Written request
Edit the data below by replacing every occurrence of "screenshot" with "capture". Keep all other text unchanged.

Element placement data
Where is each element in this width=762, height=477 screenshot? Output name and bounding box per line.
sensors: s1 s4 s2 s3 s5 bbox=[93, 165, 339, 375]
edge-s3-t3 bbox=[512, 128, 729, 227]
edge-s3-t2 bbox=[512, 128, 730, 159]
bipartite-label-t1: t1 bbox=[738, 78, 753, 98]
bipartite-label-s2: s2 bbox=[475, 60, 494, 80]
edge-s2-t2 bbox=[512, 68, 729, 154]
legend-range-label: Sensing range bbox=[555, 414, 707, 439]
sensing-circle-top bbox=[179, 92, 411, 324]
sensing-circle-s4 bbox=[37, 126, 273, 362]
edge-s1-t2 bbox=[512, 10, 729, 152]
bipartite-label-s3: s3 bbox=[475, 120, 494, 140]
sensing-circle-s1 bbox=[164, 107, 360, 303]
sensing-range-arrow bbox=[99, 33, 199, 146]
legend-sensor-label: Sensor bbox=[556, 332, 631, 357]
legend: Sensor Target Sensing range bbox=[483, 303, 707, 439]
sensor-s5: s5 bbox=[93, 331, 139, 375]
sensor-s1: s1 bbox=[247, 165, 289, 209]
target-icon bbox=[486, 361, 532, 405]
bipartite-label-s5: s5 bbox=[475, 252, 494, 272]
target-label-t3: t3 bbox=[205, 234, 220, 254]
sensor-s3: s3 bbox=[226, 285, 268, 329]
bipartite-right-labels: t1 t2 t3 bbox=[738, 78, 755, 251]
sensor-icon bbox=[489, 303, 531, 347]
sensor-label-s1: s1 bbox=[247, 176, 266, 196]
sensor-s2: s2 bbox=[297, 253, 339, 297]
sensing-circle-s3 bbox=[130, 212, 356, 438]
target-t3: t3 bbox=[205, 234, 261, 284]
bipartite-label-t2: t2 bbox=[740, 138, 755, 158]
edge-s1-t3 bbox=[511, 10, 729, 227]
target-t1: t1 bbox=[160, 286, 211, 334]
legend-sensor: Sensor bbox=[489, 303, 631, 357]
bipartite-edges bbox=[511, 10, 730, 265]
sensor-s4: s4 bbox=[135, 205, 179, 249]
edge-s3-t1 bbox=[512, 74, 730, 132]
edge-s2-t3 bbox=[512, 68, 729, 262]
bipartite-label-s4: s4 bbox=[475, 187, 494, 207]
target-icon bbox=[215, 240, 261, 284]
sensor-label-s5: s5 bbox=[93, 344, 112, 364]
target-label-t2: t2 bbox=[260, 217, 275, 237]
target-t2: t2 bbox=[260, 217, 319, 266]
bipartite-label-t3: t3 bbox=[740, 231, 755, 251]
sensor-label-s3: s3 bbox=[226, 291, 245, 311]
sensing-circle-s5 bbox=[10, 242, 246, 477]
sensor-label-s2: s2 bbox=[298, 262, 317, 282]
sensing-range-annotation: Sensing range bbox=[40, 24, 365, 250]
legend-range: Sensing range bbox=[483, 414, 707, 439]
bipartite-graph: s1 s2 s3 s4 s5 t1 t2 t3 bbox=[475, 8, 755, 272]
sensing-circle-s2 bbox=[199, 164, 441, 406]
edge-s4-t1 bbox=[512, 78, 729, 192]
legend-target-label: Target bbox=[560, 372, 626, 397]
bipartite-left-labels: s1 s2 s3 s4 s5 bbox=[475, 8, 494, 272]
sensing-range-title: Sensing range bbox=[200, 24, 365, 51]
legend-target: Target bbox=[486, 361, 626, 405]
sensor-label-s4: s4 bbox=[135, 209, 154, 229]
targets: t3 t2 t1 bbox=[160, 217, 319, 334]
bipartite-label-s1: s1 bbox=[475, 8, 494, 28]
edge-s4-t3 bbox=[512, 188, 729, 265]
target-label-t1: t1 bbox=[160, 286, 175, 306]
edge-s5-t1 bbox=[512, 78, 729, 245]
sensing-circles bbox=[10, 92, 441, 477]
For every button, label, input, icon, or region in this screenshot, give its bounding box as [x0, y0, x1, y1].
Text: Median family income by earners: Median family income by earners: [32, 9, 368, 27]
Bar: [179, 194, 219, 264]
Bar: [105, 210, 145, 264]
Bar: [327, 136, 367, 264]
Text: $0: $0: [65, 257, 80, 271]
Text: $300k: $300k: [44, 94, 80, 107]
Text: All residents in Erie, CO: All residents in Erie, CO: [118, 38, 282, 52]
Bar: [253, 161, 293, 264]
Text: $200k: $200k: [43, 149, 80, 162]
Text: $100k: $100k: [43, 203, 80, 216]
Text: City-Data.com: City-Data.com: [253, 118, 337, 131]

Exercise answer
Where is each element in this width=762, height=477 capture? Output name and bounding box per line.
sensors: s1 s4 s2 s3 s5 bbox=[93, 165, 339, 375]
edge-s3-t3 bbox=[512, 128, 729, 227]
edge-s3-t2 bbox=[512, 128, 730, 159]
bipartite-label-t1: t1 bbox=[738, 78, 753, 98]
bipartite-label-s2: s2 bbox=[475, 60, 494, 80]
edge-s2-t2 bbox=[512, 68, 729, 154]
legend-range-label: Sensing range bbox=[555, 414, 707, 439]
sensing-circle-top bbox=[179, 92, 411, 324]
sensing-circle-s4 bbox=[37, 126, 273, 362]
edge-s1-t2 bbox=[512, 10, 729, 152]
bipartite-label-s3: s3 bbox=[475, 120, 494, 140]
sensing-circle-s1 bbox=[164, 107, 360, 303]
sensing-range-arrow bbox=[99, 33, 199, 146]
legend-sensor-label: Sensor bbox=[556, 332, 631, 357]
legend: Sensor Target Sensing range bbox=[483, 303, 707, 439]
sensor-s5: s5 bbox=[93, 331, 139, 375]
sensor-s1: s1 bbox=[247, 165, 289, 209]
target-icon bbox=[486, 361, 532, 405]
bipartite-label-s5: s5 bbox=[475, 252, 494, 272]
target-label-t3: t3 bbox=[205, 234, 220, 254]
sensor-s3: s3 bbox=[226, 285, 268, 329]
bipartite-right-labels: t1 t2 t3 bbox=[738, 78, 755, 251]
sensor-icon bbox=[489, 303, 531, 347]
sensor-label-s1: s1 bbox=[247, 176, 266, 196]
sensor-s2: s2 bbox=[297, 253, 339, 297]
sensing-circle-s3 bbox=[130, 212, 356, 438]
target-t3: t3 bbox=[205, 234, 261, 284]
bipartite-label-t2: t2 bbox=[740, 138, 755, 158]
edge-s1-t3 bbox=[511, 10, 729, 227]
target-t1: t1 bbox=[160, 286, 211, 334]
legend-sensor: Sensor bbox=[489, 303, 631, 357]
bipartite-edges bbox=[511, 10, 730, 265]
sensor-s4: s4 bbox=[135, 205, 179, 249]
edge-s3-t1 bbox=[512, 74, 730, 132]
edge-s2-t3 bbox=[512, 68, 729, 262]
bipartite-label-s4: s4 bbox=[475, 187, 494, 207]
target-icon bbox=[215, 240, 261, 284]
sensor-label-s5: s5 bbox=[93, 344, 112, 364]
target-label-t2: t2 bbox=[260, 217, 275, 237]
target-t2: t2 bbox=[260, 217, 319, 266]
bipartite-label-t3: t3 bbox=[740, 231, 755, 251]
sensor-label-s3: s3 bbox=[226, 291, 245, 311]
sensing-circle-s5 bbox=[10, 242, 246, 477]
sensor-label-s2: s2 bbox=[298, 262, 317, 282]
sensing-range-annotation: Sensing range bbox=[40, 24, 365, 250]
legend-range: Sensing range bbox=[483, 414, 707, 439]
bipartite-graph: s1 s2 s3 s4 s5 t1 t2 t3 bbox=[475, 8, 755, 272]
sensing-circle-s2 bbox=[199, 164, 441, 406]
edge-s4-t1 bbox=[512, 78, 729, 192]
legend-target-label: Target bbox=[560, 372, 626, 397]
bipartite-left-labels: s1 s2 s3 s4 s5 bbox=[475, 8, 494, 272]
sensing-range-title: Sensing range bbox=[200, 24, 365, 51]
legend-target: Target bbox=[486, 361, 626, 405]
sensor-label-s4: s4 bbox=[135, 209, 154, 229]
targets: t3 t2 t1 bbox=[160, 217, 319, 334]
bipartite-label-s1: s1 bbox=[475, 8, 494, 28]
edge-s4-t3 bbox=[512, 188, 729, 265]
target-label-t1: t1 bbox=[160, 286, 175, 306]
edge-s5-t1 bbox=[512, 78, 729, 245]
sensing-circles bbox=[10, 92, 441, 477]
For every button, label, input, icon, or region in this capture, give its bounding box as [x0, y0, x1, y1].
Text: Median family income by earners: Median family income by earners: [32, 9, 368, 27]
Bar: [179, 194, 219, 264]
Bar: [105, 210, 145, 264]
Bar: [327, 136, 367, 264]
Text: $0: $0: [65, 257, 80, 271]
Text: $300k: $300k: [44, 94, 80, 107]
Text: All residents in Erie, CO: All residents in Erie, CO: [118, 38, 282, 52]
Bar: [253, 161, 293, 264]
Text: $200k: $200k: [43, 149, 80, 162]
Text: $100k: $100k: [43, 203, 80, 216]
Text: City-Data.com: City-Data.com: [253, 118, 337, 131]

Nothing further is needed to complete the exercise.